All of the material below is to be repeated exactly.

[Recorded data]
--- BEGIN ---
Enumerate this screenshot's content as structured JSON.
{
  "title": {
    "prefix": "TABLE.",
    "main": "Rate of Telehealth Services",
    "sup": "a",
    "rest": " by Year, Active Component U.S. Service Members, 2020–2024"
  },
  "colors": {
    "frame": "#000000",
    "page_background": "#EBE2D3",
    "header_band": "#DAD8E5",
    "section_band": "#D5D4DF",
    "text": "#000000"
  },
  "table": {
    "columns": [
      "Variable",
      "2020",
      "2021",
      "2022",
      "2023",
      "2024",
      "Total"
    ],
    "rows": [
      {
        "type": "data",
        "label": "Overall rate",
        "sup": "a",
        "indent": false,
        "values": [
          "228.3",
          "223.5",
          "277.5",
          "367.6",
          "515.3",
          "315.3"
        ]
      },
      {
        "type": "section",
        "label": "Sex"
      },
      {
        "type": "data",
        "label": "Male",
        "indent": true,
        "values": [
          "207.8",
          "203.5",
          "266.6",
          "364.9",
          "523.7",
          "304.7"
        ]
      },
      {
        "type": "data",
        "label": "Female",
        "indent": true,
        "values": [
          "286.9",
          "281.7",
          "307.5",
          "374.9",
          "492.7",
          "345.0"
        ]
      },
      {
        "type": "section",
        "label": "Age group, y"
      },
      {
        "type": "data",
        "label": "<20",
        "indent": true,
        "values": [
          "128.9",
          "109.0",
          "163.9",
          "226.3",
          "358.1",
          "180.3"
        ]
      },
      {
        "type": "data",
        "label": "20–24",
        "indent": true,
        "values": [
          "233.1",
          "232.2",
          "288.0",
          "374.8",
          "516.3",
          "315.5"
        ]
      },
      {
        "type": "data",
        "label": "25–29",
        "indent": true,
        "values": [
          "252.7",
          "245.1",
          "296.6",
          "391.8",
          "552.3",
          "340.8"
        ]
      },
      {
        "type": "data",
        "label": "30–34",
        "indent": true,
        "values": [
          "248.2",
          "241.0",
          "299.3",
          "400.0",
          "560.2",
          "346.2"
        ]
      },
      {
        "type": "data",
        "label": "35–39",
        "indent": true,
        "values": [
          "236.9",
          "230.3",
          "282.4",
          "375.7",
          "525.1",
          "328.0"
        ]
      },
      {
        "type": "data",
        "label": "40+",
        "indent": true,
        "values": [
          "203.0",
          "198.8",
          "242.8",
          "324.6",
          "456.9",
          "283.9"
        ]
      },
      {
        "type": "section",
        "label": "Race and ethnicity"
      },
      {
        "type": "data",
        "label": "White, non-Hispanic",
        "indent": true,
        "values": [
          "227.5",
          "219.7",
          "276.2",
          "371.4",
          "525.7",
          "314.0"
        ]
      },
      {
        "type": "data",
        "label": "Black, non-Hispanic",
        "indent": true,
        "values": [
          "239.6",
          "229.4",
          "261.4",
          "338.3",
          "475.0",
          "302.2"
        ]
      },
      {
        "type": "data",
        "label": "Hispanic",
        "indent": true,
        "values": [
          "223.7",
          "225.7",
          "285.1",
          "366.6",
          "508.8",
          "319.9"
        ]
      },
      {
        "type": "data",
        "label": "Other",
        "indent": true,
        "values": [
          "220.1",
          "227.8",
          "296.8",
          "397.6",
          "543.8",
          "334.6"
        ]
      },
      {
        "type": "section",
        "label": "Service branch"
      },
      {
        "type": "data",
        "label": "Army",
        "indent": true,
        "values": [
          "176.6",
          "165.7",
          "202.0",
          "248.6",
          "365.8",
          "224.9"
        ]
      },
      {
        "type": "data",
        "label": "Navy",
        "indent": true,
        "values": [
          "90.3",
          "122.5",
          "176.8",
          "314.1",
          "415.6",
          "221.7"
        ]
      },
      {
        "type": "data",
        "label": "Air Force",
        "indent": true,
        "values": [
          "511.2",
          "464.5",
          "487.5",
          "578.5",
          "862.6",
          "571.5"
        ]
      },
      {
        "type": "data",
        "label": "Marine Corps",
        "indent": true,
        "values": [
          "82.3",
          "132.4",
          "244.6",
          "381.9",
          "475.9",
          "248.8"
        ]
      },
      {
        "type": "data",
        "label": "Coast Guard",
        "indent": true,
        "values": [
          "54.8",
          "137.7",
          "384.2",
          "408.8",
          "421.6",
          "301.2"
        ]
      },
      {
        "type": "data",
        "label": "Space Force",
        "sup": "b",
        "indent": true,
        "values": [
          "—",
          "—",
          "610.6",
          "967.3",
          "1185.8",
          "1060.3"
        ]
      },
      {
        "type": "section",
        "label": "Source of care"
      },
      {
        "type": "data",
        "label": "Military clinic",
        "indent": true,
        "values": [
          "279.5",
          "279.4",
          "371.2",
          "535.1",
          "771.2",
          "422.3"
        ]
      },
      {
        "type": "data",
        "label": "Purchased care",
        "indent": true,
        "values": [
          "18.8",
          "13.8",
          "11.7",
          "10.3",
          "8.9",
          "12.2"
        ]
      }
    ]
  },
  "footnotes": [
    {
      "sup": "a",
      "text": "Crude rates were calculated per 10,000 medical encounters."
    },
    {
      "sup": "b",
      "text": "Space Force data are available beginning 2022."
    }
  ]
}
--- END ---
◆ **Task answer**:
Enumerate this screenshot's content as structured JSON.
{
  "title": {
    "prefix": "TABLE.",
    "main": "Rate of Telehealth Services",
    "sup": "a",
    "rest": " by Year, Active Component U.S. Service Members, 2020–2024"
  },
  "colors": {
    "frame": "#000000",
    "page_background": "#EBE2D3",
    "header_band": "#DAD8E5",
    "section_band": "#D5D4DF",
    "text": "#000000"
  },
  "table": {
    "columns": [
      "Variable",
      "2020",
      "2021",
      "2022",
      "2023",
      "2024",
      "Total"
    ],
    "rows": [
      {
        "type": "data",
        "label": "Overall rate",
        "sup": "a",
        "indent": false,
        "values": [
          "228.3",
          "223.5",
          "277.5",
          "367.6",
          "515.3",
          "315.3"
        ]
      },
      {
        "type": "section",
        "label": "Sex"
      },
      {
        "type": "data",
        "label": "Male",
        "indent": true,
        "values": [
          "207.8",
          "203.5",
          "266.6",
          "364.9",
          "523.7",
          "304.7"
        ]
      },
      {
        "type": "data",
        "label": "Female",
        "indent": true,
        "values": [
          "286.9",
          "281.7",
          "307.5",
          "374.9",
          "492.7",
          "345.0"
        ]
      },
      {
        "type": "section",
        "label": "Age group, y"
      },
      {
        "type": "data",
        "label": "<20",
        "indent": true,
        "values": [
          "128.9",
          "109.0",
          "163.9",
          "226.3",
          "358.1",
          "180.3"
        ]
      },
      {
        "type": "data",
        "label": "20–24",
        "indent": true,
        "values": [
          "233.1",
          "232.2",
          "288.0",
          "374.8",
          "516.3",
          "315.5"
        ]
      },
      {
        "type": "data",
        "label": "25–29",
        "indent": true,
        "values": [
          "252.7",
          "245.1",
          "296.6",
          "391.8",
          "552.3",
          "340.8"
        ]
      },
      {
        "type": "data",
        "label": "30–34",
        "indent": true,
        "values": [
          "248.2",
          "241.0",
          "299.3",
          "400.0",
          "560.2",
          "346.2"
        ]
      },
      {
        "type": "data",
        "label": "35–39",
        "indent": true,
        "values": [
          "236.9",
          "230.3",
          "282.4",
          "375.7",
          "525.1",
          "328.0"
        ]
      },
      {
        "type": "data",
        "label": "40+",
        "indent": true,
        "values": [
          "203.0",
          "198.8",
          "242.8",
          "324.6",
          "456.9",
          "283.9"
        ]
      },
      {
        "type": "section",
        "label": "Race and ethnicity"
      },
      {
        "type": "data",
        "label": "White, non-Hispanic",
        "indent": true,
        "values": [
          "227.5",
          "219.7",
          "276.2",
          "371.4",
          "525.7",
          "314.0"
        ]
      },
      {
        "type": "data",
        "label": "Black, non-Hispanic",
        "indent": true,
        "values": [
          "239.6",
          "229.4",
          "261.4",
          "338.3",
          "475.0",
          "302.2"
        ]
      },
      {
        "type": "data",
        "label": "Hispanic",
        "indent": true,
        "values": [
          "223.7",
          "225.7",
          "285.1",
          "366.6",
          "508.8",
          "319.9"
        ]
      },
      {
        "type": "data",
        "label": "Other",
        "indent": true,
        "values": [
          "220.1",
          "227.8",
          "296.8",
          "397.6",
          "543.8",
          "334.6"
        ]
      },
      {
        "type": "section",
        "label": "Service branch"
      },
      {
        "type": "data",
        "label": "Army",
        "indent": true,
        "values": [
          "176.6",
          "165.7",
          "202.0",
          "248.6",
          "365.8",
          "224.9"
        ]
      },
      {
        "type": "data",
        "label": "Navy",
        "indent": true,
        "values": [
          "90.3",
          "122.5",
          "176.8",
          "314.1",
          "415.6",
          "221.7"
        ]
      },
      {
        "type": "data",
        "label": "Air Force",
        "indent": true,
        "values": [
          "511.2",
          "464.5",
          "487.5",
          "578.5",
          "862.6",
          "571.5"
        ]
      },
      {
        "type": "data",
        "label": "Marine Corps",
        "indent": true,
        "values": [
          "82.3",
          "132.4",
          "244.6",
          "381.9",
          "475.9",
          "248.8"
        ]
      },
      {
        "type": "data",
        "label": "Coast Guard",
        "indent": true,
        "values": [
          "54.8",
          "137.7",
          "384.2",
          "408.8",
          "421.6",
          "301.2"
        ]
      },
      {
        "type": "data",
        "label": "Space Force",
        "sup": "b",
        "indent": true,
        "values": [
          "—",
          "—",
          "610.6",
          "967.3",
          "1185.8",
          "1060.3"
        ]
      },
      {
        "type": "section",
        "label": "Source of care"
      },
      {
        "type": "data",
        "label": "Military clinic",
        "indent": true,
        "values": [
          "279.5",
          "279.4",
          "371.2",
          "535.1",
          "771.2",
          "422.3"
        ]
      },
      {
        "type": "data",
        "label": "Purchased care",
        "indent": true,
        "values": [
          "18.8",
          "13.8",
          "11.7",
          "10.3",
          "8.9",
          "12.2"
        ]
      }
    ]
  },
  "footnotes": [
    {
      "sup": "a",
      "text": "Crude rates were calculated per 10,000 medical encounters."
    },
    {
      "sup": "b",
      "text": "Space Force data are available beginning 2022."
    }
  ]
}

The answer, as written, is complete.